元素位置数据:
____________
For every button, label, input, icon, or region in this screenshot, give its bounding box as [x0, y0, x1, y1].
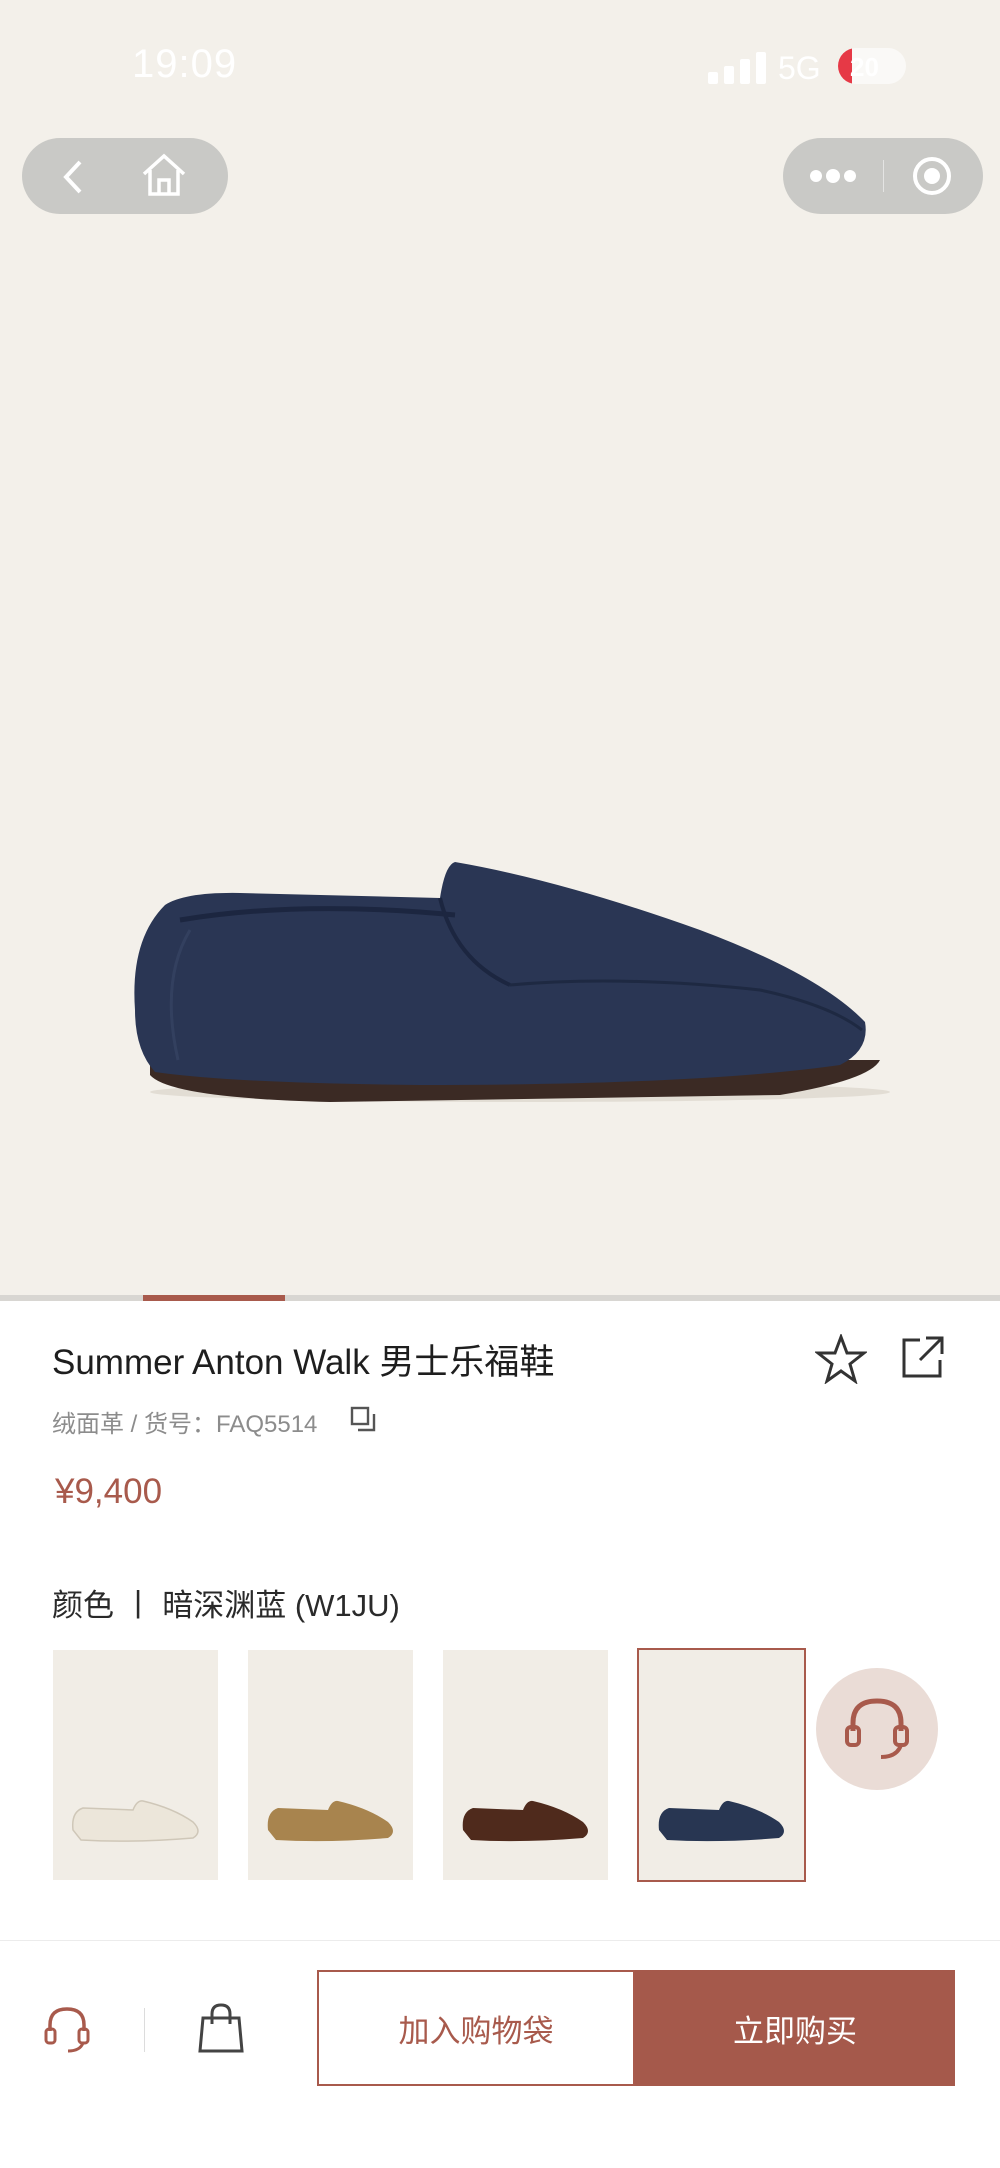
floating-support-button[interactable]: [816, 1668, 938, 1790]
product-price: ¥9,400: [55, 1472, 163, 1511]
product-title: Summer Anton Walk 男士乐福鞋: [52, 1343, 555, 1382]
action-separator: [144, 2008, 145, 2052]
copy-icon[interactable]: [350, 1406, 376, 1432]
customer-service-icon[interactable]: [42, 2003, 92, 2055]
swatch-shoe: [658, 1800, 784, 1842]
network-type: 5G: [778, 50, 821, 86]
menu-capsule: [783, 138, 983, 214]
star-icon[interactable]: [815, 1334, 867, 1384]
color-swatch-tan[interactable]: [248, 1650, 413, 1880]
customer-service-icon: [845, 1698, 909, 1759]
more-icon[interactable]: [808, 166, 858, 186]
nav-capsule: [22, 138, 228, 214]
shopping-bag-icon[interactable]: [198, 2002, 244, 2054]
color-swatch-brown[interactable]: [443, 1650, 608, 1880]
status-time: 19:09: [132, 42, 238, 86]
home-icon[interactable]: [140, 152, 188, 198]
swatch-shoe: [71, 1800, 199, 1842]
swatch-shoe: [267, 1800, 393, 1842]
share-icon[interactable]: [898, 1334, 946, 1382]
bottom-divider: [0, 1940, 1000, 1941]
color-label: 颜色 丨 暗深渊蓝 (W1JU): [52, 1588, 400, 1623]
status-bar: 19:09 5G 20: [0, 0, 1000, 130]
back-icon[interactable]: [58, 160, 88, 194]
battery-icon: 20: [838, 48, 906, 84]
color-swatch-navy[interactable]: [637, 1648, 806, 1882]
color-swatch-ivory[interactable]: [53, 1650, 218, 1880]
signal-icon: [708, 50, 766, 84]
add-to-bag-button[interactable]: 加入购物袋: [317, 1970, 635, 2086]
product-meta: 绒面革 / 货号：FAQ5514: [52, 1411, 318, 1438]
battery-level: 20: [850, 52, 879, 82]
target-icon[interactable]: [911, 155, 953, 197]
swatch-shoe: [462, 1800, 588, 1842]
gallery-progress: [0, 1295, 1000, 1301]
buy-now-button[interactable]: 立即购买: [635, 1970, 955, 2086]
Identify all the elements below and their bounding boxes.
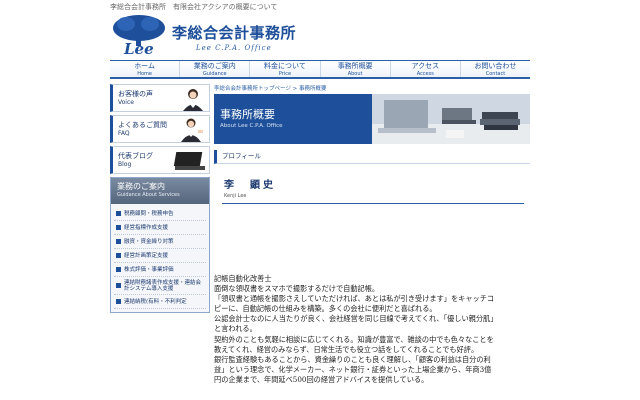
- guidance-item[interactable]: 経営指標作成支援: [114, 221, 206, 235]
- guidance-header: 業務のご案内 Guidance About Services: [111, 178, 209, 204]
- guidance-item[interactable]: 経営計画策定支援: [114, 249, 206, 263]
- profile-line: 記帳自動化改善士: [214, 274, 272, 283]
- nav-label-en: Guidance: [202, 71, 227, 77]
- card-label-en: FAQ: [118, 130, 130, 137]
- guidance-item[interactable]: 連結財務諸表作成支援・連結会計システム導入支援: [114, 277, 206, 295]
- guidance-item-label: 税務顧問・税務申告: [124, 210, 174, 217]
- profile-line: 面倒な領収書をスマホで撮影するだけで自動記帳。: [214, 284, 380, 294]
- profile-line: と言われる。: [214, 324, 257, 334]
- guidance-menu: 業務のご案内 Guidance About Services 税務顧問・税務申告…: [110, 177, 210, 313]
- guidance-item-label: 経営指標作成支援: [124, 224, 169, 231]
- main-content: 李総合会計事務所トップページ > 事務所概要 事務所概要 About Lee C…: [214, 84, 530, 384]
- profile-line: 契約外のことも気軽に相談に応じてくれる。知識が豊富で、雑談の中でも色々なことを: [214, 334, 494, 344]
- bullet-icon: [116, 267, 121, 272]
- sidebar: お客様の声 Voice よくあるご質問 FAQ 代表ブログ Blog 業務のご案…: [110, 84, 210, 313]
- site-description: 李総合会計事務所 有限会社アクシアの概要について: [110, 3, 278, 11]
- guidance-list: 税務顧問・税務申告 経営指標作成支援 融資・資金繰り対策 経営計画策定支援 株式…: [111, 204, 209, 312]
- brand-title[interactable]: 李総合会計事務所: [172, 22, 296, 43]
- site-header: Lee 李総合会計事務所 Lee C.P.A. Office: [110, 14, 530, 60]
- guidance-item[interactable]: 株式評価・事業評価: [114, 263, 206, 277]
- global-nav: ホーム Home 業務のご案内 Guidance 料金について Price 事務所概要…: [110, 60, 530, 79]
- bullet-icon: [116, 299, 121, 304]
- bullet-icon: [116, 283, 121, 288]
- sidebar-card-faq[interactable]: よくあるご質問 FAQ: [110, 115, 210, 143]
- profile-line: 「領収書と通帳を撮影さえしていただければ、あとは私が引き受けます」をキャッチコ: [214, 294, 495, 304]
- profile-heading: プロフィール: [214, 150, 530, 164]
- page-subtitle: About Lee C.P.A. Office: [220, 123, 283, 129]
- guidance-item[interactable]: 税務顧問・税務申告: [114, 207, 206, 221]
- office-desk-photo: [372, 94, 530, 144]
- top-bar: 李総合会計事務所 有限会社アクシアの概要について: [0, 0, 640, 13]
- nav-price[interactable]: 料金について Price: [249, 61, 319, 77]
- nav-access[interactable]: アクセス Access: [389, 61, 460, 77]
- nav-label-en: Home: [137, 71, 152, 77]
- page-banner: 事務所概要 About Lee C.P.A. Office: [214, 94, 530, 144]
- bullet-icon: [116, 239, 121, 244]
- nav-label: 事務所概要: [337, 62, 373, 70]
- profile-line: 銀行監査経験もあることから、資金繰りのことも良く理解し、「顧客の利益は自分の利: [214, 354, 491, 364]
- sidebar-card-blog[interactable]: 代表ブログ Blog: [110, 146, 210, 174]
- nav-label-en: Access: [416, 71, 434, 77]
- breadcrumb[interactable]: 李総合会計事務所トップページ > 事務所概要: [214, 84, 530, 94]
- nav-label: アクセス: [411, 62, 440, 70]
- nav-about[interactable]: 事務所概要 About: [319, 61, 390, 77]
- brand-subtitle: Lee C.P.A. Office: [196, 44, 272, 52]
- nav-label-en: Contact: [485, 71, 506, 77]
- nav-label: 業務のご案内: [193, 62, 236, 70]
- guidance-item-label: 株式評価・事業評価: [124, 266, 174, 273]
- profile-line: 公認会計士なのに人当たりが良く、会社経営を同じ目線で考えてくれ、「優しい親分肌」: [214, 314, 498, 324]
- guidance-title: 業務のご案内: [117, 182, 165, 191]
- nav-label-en: Price: [278, 71, 292, 77]
- bullet-icon: [116, 253, 121, 258]
- nav-home[interactable]: ホーム Home: [110, 61, 179, 77]
- card-label: お客様の声: [118, 90, 153, 98]
- guidance-item[interactable]: 連結納税(有料・不利判定: [114, 295, 206, 309]
- card-label-en: Blog: [118, 161, 132, 168]
- profile-body: 記帳自動化改善士 面倒な領収書をスマホで撮影するだけで自動記帳。 「領収書と通帳…: [214, 274, 530, 385]
- logo-tree-icon[interactable]: Lee: [110, 14, 168, 56]
- sidebar-card-voice[interactable]: お客様の声 Voice: [110, 84, 210, 112]
- profile-line: 円の企業まで、年間延べ500回の経営アドバイスを提供している。: [214, 374, 429, 384]
- card-label-en: Voice: [118, 99, 134, 106]
- guidance-item-label: 融資・資金繰り対策: [124, 238, 174, 245]
- guidance-item-label: 経営計画策定支援: [124, 252, 169, 259]
- profile-line: 教えてくれ、経営のみならず、日常生活でも役立つ話をしてくれることでも好評。: [214, 344, 479, 354]
- nav-label: お問い合わせ: [474, 62, 517, 70]
- guidance-item[interactable]: 融資・資金繰り対策: [114, 235, 206, 249]
- profile-line: 益」という理念で、化学メーカー、ネット銀行・証券といった上場企業から、年商3億: [214, 364, 492, 374]
- nav-label-en: About: [347, 71, 363, 77]
- woman-headset-photo: [183, 89, 203, 111]
- nav-label: 料金について: [264, 62, 306, 70]
- guidance-item-label: 連結納税(有料・不利判定: [124, 298, 187, 305]
- card-label: よくあるご質問: [118, 121, 167, 129]
- nav-label: ホーム: [134, 62, 155, 70]
- divider: [222, 203, 524, 204]
- logo-text: Lee: [123, 40, 154, 56]
- bullet-icon: [116, 225, 121, 230]
- person-name: 李 顕史: [224, 180, 276, 191]
- nav-guidance[interactable]: 業務のご案内 Guidance: [179, 61, 249, 77]
- person-name-en: Kenji Lee: [224, 193, 247, 199]
- woman-gesturing-photo: [181, 118, 203, 142]
- bullet-icon: [116, 211, 121, 216]
- card-label: 代表ブログ: [118, 152, 153, 160]
- laptop-photo: [173, 152, 205, 170]
- guidance-item-label: 連結財務諸表作成支援・連結会計システム導入支援: [124, 279, 202, 292]
- page-title: 事務所概要: [220, 108, 275, 121]
- nav-contact[interactable]: お問い合わせ Contact: [459, 61, 530, 77]
- profile-line: ピーに、自動記帳の仕組みを構築。多くの会社に便利だと喜ばれる。: [214, 304, 437, 314]
- guidance-subtitle: Guidance About Services: [117, 192, 180, 198]
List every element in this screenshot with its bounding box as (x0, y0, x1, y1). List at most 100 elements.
____________
> [练习目标]
从含有“floating-support-button[interactable]: [816, 1668, 938, 1790]”的那一行开始，到含有“bottom-divider: [0, 1940, 1000, 1941]”的那一行结束，把这些行一字不差地抄写出来，首尾两行都要包括。只抄这一段，别的行不要写。

> [最终答案]
floating-support-button[interactable]: [816, 1668, 938, 1790]
product-price: ¥9,400: [55, 1472, 163, 1511]
product-title: Summer Anton Walk 男士乐福鞋: [52, 1343, 555, 1382]
action-separator: [144, 2008, 145, 2052]
copy-icon[interactable]: [350, 1406, 376, 1432]
customer-service-icon[interactable]: [42, 2003, 92, 2055]
swatch-shoe: [658, 1800, 784, 1842]
network-type: 5G: [778, 50, 821, 86]
menu-capsule: [783, 138, 983, 214]
star-icon[interactable]: [815, 1334, 867, 1384]
color-swatch-tan[interactable]: [248, 1650, 413, 1880]
customer-service-icon: [845, 1698, 909, 1759]
more-icon[interactable]: [808, 166, 858, 186]
nav-capsule: [22, 138, 228, 214]
shopping-bag-icon[interactable]: [198, 2002, 244, 2054]
color-swatch-brown[interactable]: [443, 1650, 608, 1880]
status-time: 19:09: [132, 42, 238, 86]
home-icon[interactable]: [140, 152, 188, 198]
swatch-shoe: [71, 1800, 199, 1842]
swatch-shoe: [267, 1800, 393, 1842]
share-icon[interactable]: [898, 1334, 946, 1382]
bottom-divider: [0, 1940, 1000, 1941]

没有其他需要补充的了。